## DOCUMENT EXCERPT
On 29 September 2007 Jones was sent from the dugout and into the stands during a league match against Barnsley after criticising referee Phil Dowd over a penalty decision. He was formally charged with misconduct on 2 October. Jones countered by claiming that, "I was angry with the referee because I think he was the only person in the stadium that didn't think it was a penalty. He didn't make a big call."

He also complained that Dowd ordered him into a section of the stadium containing Barnsley fans and feared that his safety had been put at risk. He stated that, "To send me the stand is crazy because he's then endangering me by sending me through the crowd, who are just going to abuse me"

He faced an FAW hearing about the incident[5] and was found guilty resulting in a two-match touchline ban, which he served in the Championship match against Plymouth Argyle and the third round FA Cup tie against Chasetown.[6]

On 9 March 2008 Jones led Cardiff to their first FA Cup semi-final tie since 1927 after beating Premier League side Middlesbrough 2-0 in the quarter-finals. On 6 April Cardiff City beat Barnsley 1-0 at Wembley Stadium to book an FA Cup Final place against Portsmouth. Cardiff City lost the Final, played on 17 May 2008, with the only goal of the game being scored by Nwankwo Kanu for Portsmouth, after 37 minutes play.

The start of the 2008-09 season saw veterans Jimmy Floyd Hasselbaink, Robbie Fowler and Trevor Sinclair released and the sales of some of the team's biggest assets in Glenn Loovens and Aaron Ramsey. Despite this Jones brought in several new faces and by November Cardiff found themselves in a play-off spot, earning Jones the Championship manager of the month for October.[7] However, after spending the majority of the season in a play-off position, the side missed out on the final day of the season after suffering a 1-0 defeat against Sheffield Wednesday. Despite missing out on the play-offs, Jones had led Cardiff to their highest league position for 38 years.

## PROBLEMS TO SOLVE
[a] In the Cardiff City passage, who scored the only goal of the 2008 FA Cup Final?
[b] Please translate this sentence from the Cardiff City passage into Spanish: "He was formally charged with misconduct on 2 October."

## INFORMATION SUPPLIED

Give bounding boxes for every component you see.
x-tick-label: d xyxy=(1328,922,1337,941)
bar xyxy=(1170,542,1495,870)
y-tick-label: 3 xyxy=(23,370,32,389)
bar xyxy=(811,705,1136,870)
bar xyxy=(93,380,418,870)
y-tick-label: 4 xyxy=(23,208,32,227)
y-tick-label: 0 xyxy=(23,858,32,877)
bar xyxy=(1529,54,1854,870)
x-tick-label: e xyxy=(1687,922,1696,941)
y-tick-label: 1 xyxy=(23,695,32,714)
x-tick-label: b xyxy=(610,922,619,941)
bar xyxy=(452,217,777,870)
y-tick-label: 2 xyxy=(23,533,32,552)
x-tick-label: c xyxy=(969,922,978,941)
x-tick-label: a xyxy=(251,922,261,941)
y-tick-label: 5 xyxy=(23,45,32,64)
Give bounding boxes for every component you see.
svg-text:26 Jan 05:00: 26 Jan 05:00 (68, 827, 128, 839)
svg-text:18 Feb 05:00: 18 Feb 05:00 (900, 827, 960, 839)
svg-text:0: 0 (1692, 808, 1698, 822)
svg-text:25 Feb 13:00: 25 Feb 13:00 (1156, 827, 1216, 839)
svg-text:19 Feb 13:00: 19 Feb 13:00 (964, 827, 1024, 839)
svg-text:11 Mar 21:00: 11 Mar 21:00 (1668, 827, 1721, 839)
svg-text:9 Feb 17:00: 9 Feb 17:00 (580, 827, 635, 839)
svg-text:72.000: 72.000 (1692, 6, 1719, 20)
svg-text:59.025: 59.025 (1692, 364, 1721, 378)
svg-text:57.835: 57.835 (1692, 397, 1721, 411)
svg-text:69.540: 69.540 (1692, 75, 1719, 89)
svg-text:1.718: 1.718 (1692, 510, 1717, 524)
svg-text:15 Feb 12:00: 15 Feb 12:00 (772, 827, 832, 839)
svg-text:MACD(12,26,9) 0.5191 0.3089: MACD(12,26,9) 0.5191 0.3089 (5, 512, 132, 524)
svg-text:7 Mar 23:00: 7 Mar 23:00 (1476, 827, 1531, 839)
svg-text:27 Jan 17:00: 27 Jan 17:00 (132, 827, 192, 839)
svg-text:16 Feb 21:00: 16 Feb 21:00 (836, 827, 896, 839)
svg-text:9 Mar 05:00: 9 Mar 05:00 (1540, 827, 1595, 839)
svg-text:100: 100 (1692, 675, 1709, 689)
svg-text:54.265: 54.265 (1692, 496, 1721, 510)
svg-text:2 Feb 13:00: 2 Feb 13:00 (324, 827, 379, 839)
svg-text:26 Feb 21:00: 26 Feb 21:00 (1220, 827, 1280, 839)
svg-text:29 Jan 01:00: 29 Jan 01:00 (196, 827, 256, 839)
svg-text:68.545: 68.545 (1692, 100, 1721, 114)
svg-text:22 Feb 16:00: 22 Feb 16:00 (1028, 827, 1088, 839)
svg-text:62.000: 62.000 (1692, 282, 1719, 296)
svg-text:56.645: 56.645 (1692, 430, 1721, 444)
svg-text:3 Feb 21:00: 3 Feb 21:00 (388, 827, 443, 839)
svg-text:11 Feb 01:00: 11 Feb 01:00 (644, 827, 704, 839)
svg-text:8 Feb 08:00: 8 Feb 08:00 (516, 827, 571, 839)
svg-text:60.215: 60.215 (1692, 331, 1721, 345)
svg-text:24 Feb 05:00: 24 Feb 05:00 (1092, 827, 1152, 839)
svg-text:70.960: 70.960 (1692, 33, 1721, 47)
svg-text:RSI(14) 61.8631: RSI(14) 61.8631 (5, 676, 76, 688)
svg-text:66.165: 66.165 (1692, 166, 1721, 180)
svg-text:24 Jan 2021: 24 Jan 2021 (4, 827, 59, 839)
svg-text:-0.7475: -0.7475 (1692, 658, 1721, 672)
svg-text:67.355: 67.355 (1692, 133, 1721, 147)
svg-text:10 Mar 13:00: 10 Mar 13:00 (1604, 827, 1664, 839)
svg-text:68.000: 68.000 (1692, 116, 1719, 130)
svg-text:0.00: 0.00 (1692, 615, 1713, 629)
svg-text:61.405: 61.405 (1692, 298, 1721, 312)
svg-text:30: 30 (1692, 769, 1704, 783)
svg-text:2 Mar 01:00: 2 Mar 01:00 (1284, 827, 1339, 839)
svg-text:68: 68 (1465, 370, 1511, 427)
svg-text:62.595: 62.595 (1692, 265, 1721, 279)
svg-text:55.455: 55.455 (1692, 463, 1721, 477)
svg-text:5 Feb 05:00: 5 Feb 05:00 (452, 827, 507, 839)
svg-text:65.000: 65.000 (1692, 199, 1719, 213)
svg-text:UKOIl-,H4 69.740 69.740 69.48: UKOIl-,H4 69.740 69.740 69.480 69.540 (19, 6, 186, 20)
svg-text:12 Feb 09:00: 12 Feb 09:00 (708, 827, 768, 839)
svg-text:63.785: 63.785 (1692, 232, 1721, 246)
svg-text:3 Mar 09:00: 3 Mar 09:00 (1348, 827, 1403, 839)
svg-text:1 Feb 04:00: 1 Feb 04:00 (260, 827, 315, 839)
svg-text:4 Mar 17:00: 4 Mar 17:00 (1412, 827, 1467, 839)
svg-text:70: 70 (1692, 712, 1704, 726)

## RESPONSES FOR EACH TASK
[a] Nwankwo Kanu, for Portsmouth.

[b] Fue acusado formalmente de conducta indebida el 2 de octubre.